**Your goal**:
Can you quote the records below in full, word for word?

Saved entries

......

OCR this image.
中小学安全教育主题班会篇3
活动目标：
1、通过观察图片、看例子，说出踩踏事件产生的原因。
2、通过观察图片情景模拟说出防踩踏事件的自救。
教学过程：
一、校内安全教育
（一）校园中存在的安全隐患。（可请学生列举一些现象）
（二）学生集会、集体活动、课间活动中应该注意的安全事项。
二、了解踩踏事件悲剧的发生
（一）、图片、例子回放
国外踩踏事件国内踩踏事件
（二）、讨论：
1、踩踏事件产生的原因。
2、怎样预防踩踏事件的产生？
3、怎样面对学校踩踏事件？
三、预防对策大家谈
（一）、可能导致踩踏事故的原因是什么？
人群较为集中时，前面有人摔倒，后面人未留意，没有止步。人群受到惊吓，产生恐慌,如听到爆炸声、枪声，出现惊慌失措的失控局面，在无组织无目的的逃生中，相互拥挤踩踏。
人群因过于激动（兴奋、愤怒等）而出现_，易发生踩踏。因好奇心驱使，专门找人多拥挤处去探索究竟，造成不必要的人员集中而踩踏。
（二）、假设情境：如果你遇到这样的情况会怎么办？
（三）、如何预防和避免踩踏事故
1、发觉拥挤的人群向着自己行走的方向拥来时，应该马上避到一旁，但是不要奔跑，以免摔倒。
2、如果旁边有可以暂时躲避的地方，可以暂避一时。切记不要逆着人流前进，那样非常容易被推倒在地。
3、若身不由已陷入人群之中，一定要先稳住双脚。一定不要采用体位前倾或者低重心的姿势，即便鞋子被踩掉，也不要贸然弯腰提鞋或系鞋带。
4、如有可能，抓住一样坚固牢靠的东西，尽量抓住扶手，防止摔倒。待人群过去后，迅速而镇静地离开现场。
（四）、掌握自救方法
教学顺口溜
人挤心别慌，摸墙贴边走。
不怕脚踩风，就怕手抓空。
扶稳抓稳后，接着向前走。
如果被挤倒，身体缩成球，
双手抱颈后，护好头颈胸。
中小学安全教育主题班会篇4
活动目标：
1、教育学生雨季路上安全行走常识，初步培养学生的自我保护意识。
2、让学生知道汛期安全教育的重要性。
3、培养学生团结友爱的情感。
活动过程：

......

**Answer in full**:
OCR this image.
中小学安全教育主题班会篇3
活动目标：
1、通过观察图片、看例子，说出踩踏事件产生的原因。
2、通过观察图片情景模拟说出防踩踏事件的自救。
教学过程：
一、校内安全教育
（一）校园中存在的安全隐患。（可请学生列举一些现象）
（二）学生集会、集体活动、课间活动中应该注意的安全事项。
二、了解踩踏事件悲剧的发生
（一）、图片、例子回放
国外踩踏事件国内踩踏事件
（二）、讨论：
1、踩踏事件产生的原因。
2、怎样预防踩踏事件的产生？
3、怎样面对学校踩踏事件？
三、预防对策大家谈
（一）、可能导致踩踏事故的原因是什么？
人群较为集中时，前面有人摔倒，后面人未留意，没有止步。人群受到惊吓，产生恐慌,如听到爆炸声、枪声，出现惊慌失措的失控局面，在无组织无目的的逃生中，相互拥挤踩踏。
人群因过于激动（兴奋、愤怒等）而出现_，易发生踩踏。因好奇心驱使，专门找人多拥挤处去探索究竟，造成不必要的人员集中而踩踏。
（二）、假设情境：如果你遇到这样的情况会怎么办？
（三）、如何预防和避免踩踏事故
1、发觉拥挤的人群向着自己行走的方向拥来时，应该马上避到一旁，但是不要奔跑，以免摔倒。
2、如果旁边有可以暂时躲避的地方，可以暂避一时。切记不要逆着人流前进，那样非常容易被推倒在地。
3、若身不由已陷入人群之中，一定要先稳住双脚。一定不要采用体位前倾或者低重心的姿势，即便鞋子被踩掉，也不要贸然弯腰提鞋或系鞋带。
4、如有可能，抓住一样坚固牢靠的东西，尽量抓住扶手，防止摔倒。待人群过去后，迅速而镇静地离开现场。
（四）、掌握自救方法
教学顺口溜
人挤心别慌，摸墙贴边走。
不怕脚踩风，就怕手抓空。
扶稳抓稳后，接着向前走。
如果被挤倒，身体缩成球，
双手抱颈后，护好头颈胸。
中小学安全教育主题班会篇4
活动目标：
1、教育学生雨季路上安全行走常识，初步培养学生的自我保护意识。
2、让学生知道汛期安全教育的重要性。
3、培养学生团结友爱的情感。
活动过程：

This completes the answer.